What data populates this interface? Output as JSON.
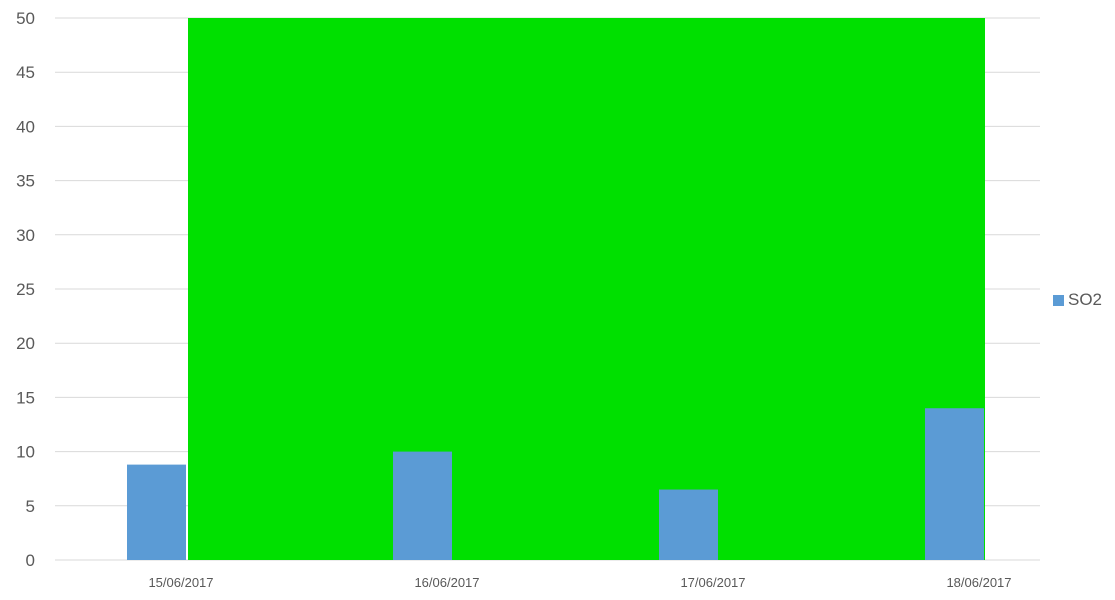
{
  "chart_data": {
    "type": "bar",
    "categories": [
      "15/06/2017",
      "16/06/2017",
      "17/06/2017",
      "18/06/2017"
    ],
    "series": [
      {
        "name": "SO2",
        "values": [
          8.8,
          10,
          6.5,
          14
        ],
        "color": "#5B9BD5"
      }
    ],
    "background_band": {
      "y_value": 50,
      "from_category": "15/06/2017",
      "to_category": "18/06/2017",
      "color": "#00E000"
    },
    "yticks": [
      0,
      5,
      10,
      15,
      20,
      25,
      30,
      35,
      40,
      45,
      50
    ],
    "ylim": [
      0,
      50
    ],
    "grid": true,
    "legend_position": "right",
    "gridline_color": "#D9D9D9",
    "tick_label_color": "#595959"
  }
}
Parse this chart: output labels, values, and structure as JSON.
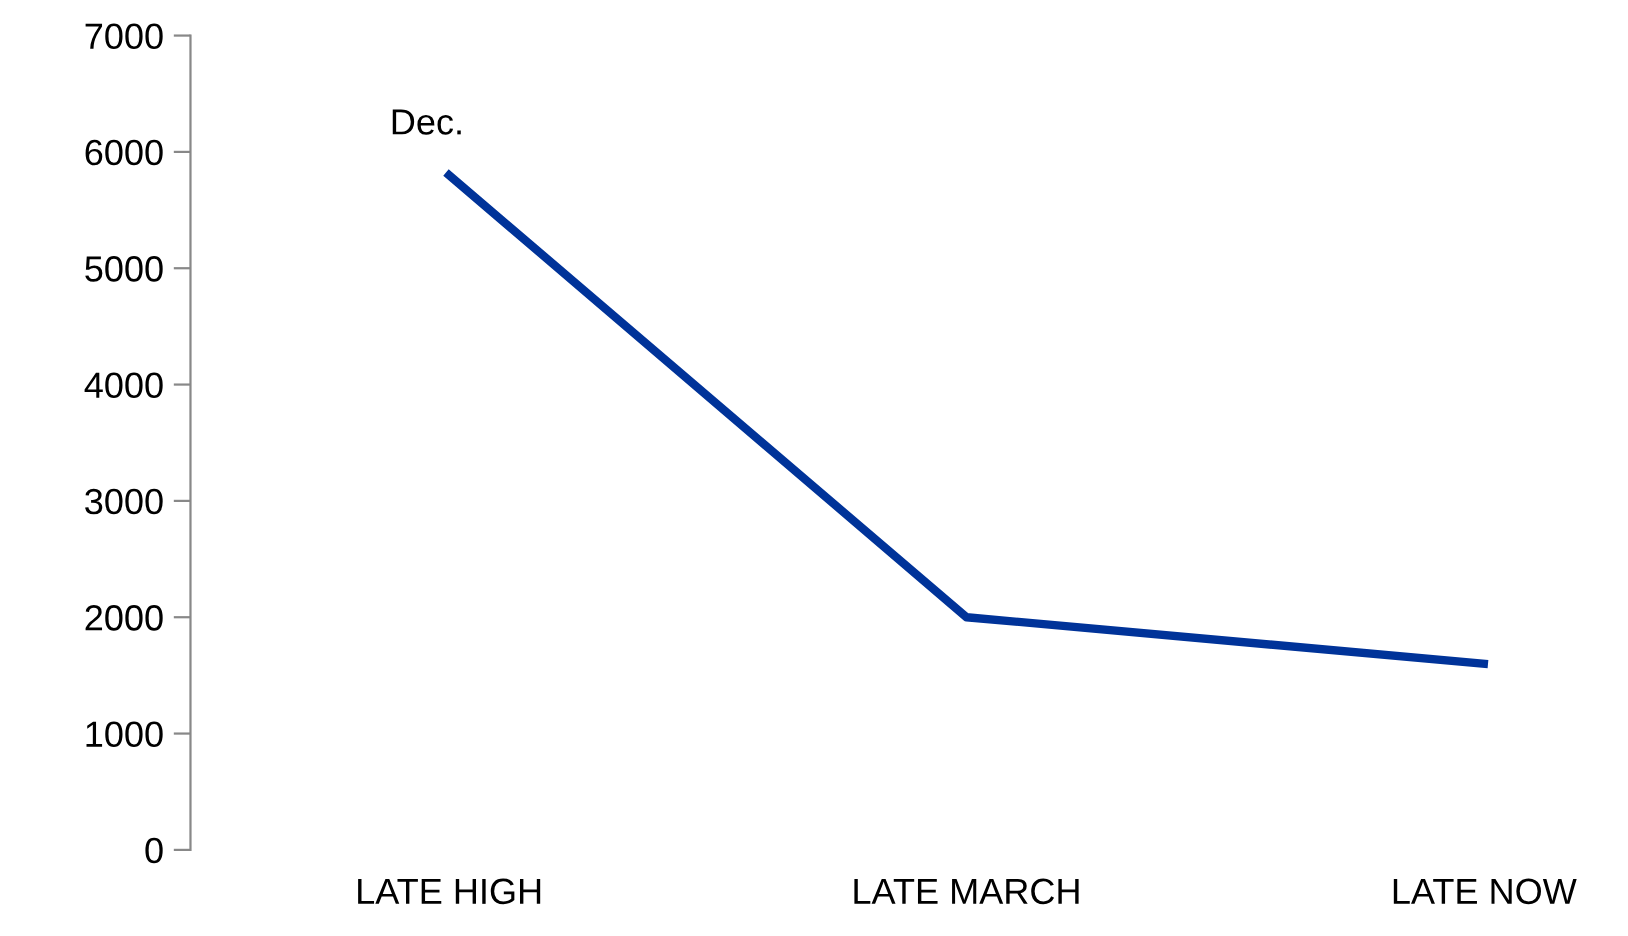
********
### INSTRUCTION
Output the data above without changes, apart from leaving out the pictures.

### FINAL RESULT
What data populates this interface? Output as JSON.
{
  "chart_data": {
    "type": "bar",
    "categories": [
      "15/06/2017",
      "16/06/2017",
      "17/06/2017",
      "18/06/2017"
    ],
    "series": [
      {
        "name": "SO2",
        "values": [
          8.8,
          10,
          6.5,
          14
        ],
        "color": "#5B9BD5"
      }
    ],
    "background_band": {
      "y_value": 50,
      "from_category": "15/06/2017",
      "to_category": "18/06/2017",
      "color": "#00E000"
    },
    "yticks": [
      0,
      5,
      10,
      15,
      20,
      25,
      30,
      35,
      40,
      45,
      50
    ],
    "ylim": [
      0,
      50
    ],
    "grid": true,
    "legend_position": "right",
    "gridline_color": "#D9D9D9",
    "tick_label_color": "#595959"
  }
}
Parse this chart: output labels, values, and structure as JSON.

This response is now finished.